* _YOUR TASK_: Note how many lines hold the string "SDTVAR" and give that number without any other words.

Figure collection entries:
==============================
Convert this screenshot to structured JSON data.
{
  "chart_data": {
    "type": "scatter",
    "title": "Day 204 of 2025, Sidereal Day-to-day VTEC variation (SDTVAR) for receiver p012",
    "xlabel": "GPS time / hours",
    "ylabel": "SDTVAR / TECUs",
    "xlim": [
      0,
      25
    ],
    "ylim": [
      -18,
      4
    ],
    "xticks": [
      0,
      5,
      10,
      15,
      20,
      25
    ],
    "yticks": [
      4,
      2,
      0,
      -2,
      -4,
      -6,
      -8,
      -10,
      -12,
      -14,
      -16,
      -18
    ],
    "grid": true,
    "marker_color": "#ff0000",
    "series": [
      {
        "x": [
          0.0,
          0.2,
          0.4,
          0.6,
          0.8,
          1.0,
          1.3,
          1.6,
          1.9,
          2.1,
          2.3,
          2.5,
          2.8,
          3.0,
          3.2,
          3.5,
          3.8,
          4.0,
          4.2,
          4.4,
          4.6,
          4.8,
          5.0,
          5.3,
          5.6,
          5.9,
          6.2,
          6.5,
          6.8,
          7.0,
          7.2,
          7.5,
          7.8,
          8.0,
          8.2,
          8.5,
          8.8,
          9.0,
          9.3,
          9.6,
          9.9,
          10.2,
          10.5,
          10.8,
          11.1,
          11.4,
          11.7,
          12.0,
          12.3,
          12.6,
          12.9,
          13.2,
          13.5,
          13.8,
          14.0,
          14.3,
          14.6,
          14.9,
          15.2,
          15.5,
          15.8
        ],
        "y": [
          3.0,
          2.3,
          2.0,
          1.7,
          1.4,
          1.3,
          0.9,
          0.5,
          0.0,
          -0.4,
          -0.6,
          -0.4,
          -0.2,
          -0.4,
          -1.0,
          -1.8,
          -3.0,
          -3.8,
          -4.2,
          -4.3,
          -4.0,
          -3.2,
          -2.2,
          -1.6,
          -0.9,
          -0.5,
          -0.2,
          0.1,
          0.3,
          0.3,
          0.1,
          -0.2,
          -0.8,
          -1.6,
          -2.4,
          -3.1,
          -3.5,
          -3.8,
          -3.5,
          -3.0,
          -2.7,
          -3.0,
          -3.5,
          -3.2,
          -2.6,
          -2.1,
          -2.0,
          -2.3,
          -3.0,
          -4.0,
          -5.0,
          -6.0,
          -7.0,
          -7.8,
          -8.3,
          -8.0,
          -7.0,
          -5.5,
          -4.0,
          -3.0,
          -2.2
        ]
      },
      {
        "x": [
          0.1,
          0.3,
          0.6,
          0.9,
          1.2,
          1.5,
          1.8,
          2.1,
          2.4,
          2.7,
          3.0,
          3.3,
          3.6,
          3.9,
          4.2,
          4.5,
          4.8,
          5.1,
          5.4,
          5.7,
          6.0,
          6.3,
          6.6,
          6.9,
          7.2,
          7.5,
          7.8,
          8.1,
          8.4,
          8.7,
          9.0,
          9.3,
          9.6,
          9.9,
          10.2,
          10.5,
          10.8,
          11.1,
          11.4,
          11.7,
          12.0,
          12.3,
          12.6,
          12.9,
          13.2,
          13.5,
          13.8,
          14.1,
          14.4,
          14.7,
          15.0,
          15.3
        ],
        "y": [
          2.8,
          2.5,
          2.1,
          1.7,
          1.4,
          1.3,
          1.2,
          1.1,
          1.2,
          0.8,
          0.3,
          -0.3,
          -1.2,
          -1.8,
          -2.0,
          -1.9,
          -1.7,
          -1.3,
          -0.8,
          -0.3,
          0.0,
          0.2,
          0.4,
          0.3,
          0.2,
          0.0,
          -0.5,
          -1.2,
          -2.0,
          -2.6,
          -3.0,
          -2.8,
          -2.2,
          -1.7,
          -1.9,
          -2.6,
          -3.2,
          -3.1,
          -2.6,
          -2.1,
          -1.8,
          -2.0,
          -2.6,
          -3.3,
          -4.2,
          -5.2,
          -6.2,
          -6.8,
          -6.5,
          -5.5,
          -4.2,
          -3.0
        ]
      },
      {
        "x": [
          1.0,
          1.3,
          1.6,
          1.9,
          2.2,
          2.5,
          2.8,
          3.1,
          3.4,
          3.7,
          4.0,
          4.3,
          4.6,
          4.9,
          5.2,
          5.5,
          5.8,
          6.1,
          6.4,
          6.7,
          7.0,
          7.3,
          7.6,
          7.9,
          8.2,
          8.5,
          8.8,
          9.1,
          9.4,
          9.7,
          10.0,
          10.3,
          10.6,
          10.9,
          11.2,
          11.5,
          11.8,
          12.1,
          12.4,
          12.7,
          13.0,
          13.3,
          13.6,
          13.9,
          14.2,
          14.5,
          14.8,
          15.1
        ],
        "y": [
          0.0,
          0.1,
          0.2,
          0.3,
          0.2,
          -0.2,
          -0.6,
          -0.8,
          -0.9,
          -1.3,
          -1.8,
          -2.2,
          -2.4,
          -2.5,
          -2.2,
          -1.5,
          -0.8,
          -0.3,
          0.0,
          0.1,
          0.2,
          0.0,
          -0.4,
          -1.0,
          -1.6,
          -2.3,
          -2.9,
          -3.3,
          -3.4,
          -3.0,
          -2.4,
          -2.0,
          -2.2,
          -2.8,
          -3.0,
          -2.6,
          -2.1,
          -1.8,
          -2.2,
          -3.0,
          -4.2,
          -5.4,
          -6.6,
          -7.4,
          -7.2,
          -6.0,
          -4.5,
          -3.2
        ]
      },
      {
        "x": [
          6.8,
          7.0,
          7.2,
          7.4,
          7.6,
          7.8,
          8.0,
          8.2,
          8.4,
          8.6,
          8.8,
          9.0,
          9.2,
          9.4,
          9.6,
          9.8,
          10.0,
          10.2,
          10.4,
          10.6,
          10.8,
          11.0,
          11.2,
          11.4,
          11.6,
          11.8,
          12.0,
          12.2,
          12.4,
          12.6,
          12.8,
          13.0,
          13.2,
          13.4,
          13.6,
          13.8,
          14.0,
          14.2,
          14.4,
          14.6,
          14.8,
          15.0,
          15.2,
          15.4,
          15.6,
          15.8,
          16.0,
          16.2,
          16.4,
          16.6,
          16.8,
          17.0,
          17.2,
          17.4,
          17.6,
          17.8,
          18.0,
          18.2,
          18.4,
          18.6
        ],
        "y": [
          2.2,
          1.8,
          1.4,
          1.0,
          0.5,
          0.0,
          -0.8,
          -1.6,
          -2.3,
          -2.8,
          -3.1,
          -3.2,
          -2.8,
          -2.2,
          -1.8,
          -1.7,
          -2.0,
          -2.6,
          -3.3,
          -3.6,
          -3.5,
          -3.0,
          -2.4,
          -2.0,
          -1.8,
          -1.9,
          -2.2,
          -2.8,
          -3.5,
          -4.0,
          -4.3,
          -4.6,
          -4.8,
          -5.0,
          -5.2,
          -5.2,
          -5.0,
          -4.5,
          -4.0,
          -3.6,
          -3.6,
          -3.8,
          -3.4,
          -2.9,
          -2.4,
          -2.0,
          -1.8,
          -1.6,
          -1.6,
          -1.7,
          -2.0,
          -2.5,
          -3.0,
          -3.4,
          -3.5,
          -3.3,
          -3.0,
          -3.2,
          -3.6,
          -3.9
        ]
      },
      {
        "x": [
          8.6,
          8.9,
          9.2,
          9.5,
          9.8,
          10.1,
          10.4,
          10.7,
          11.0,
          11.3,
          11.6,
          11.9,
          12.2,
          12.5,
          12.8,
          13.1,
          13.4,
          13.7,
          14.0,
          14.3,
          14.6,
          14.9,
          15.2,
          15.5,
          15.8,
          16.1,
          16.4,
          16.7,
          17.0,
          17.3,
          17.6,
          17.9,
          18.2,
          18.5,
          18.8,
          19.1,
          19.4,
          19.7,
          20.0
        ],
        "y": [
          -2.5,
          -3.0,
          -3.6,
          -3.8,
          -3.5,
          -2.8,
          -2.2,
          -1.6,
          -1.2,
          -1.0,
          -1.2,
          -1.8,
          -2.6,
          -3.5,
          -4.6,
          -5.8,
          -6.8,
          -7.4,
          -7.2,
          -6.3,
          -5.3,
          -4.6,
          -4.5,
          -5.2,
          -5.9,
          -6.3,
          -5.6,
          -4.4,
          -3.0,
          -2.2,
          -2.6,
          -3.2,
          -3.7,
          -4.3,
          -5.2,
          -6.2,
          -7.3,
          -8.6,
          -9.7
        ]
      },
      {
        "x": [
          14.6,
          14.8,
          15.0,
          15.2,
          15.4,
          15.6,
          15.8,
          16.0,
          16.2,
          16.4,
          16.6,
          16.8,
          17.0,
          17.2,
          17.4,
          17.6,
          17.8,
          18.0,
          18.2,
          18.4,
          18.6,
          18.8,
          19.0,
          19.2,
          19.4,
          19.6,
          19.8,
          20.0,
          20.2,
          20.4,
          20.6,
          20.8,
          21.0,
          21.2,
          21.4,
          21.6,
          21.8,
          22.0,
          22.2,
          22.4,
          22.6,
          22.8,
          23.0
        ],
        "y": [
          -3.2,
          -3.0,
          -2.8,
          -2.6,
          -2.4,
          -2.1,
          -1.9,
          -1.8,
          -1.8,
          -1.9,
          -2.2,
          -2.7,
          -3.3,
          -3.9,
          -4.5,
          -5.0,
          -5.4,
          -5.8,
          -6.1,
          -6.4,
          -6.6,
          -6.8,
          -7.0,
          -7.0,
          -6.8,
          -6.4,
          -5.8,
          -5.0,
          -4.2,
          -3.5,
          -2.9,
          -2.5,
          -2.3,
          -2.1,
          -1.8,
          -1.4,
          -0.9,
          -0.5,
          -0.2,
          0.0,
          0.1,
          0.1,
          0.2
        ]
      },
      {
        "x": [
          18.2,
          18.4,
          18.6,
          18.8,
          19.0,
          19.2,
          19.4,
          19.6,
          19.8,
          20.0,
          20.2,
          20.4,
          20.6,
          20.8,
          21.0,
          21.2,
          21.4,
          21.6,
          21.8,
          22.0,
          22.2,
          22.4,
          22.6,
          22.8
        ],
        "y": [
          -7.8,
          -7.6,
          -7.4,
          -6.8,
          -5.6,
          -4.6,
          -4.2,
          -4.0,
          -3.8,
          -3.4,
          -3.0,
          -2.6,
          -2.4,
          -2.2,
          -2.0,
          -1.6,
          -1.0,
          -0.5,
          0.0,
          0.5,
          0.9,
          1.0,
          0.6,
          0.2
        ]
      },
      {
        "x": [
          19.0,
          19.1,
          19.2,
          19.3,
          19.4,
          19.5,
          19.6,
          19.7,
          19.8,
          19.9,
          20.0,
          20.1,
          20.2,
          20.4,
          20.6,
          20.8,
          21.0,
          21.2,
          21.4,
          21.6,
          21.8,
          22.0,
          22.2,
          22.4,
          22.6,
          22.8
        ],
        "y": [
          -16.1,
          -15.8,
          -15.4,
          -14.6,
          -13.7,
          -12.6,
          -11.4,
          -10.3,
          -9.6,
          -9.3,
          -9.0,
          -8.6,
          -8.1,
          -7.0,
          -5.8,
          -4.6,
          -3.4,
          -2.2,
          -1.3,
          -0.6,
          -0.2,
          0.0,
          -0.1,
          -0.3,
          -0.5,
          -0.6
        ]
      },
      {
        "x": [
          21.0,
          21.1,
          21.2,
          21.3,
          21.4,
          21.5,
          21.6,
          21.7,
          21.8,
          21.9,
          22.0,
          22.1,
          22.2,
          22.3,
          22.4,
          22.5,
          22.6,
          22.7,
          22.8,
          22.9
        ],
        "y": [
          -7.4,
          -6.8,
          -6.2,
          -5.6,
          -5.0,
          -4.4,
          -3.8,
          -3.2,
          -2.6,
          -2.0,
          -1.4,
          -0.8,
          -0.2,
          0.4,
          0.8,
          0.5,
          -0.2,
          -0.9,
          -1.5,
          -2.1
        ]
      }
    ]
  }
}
==============================
* _FINISHED TASK_: 2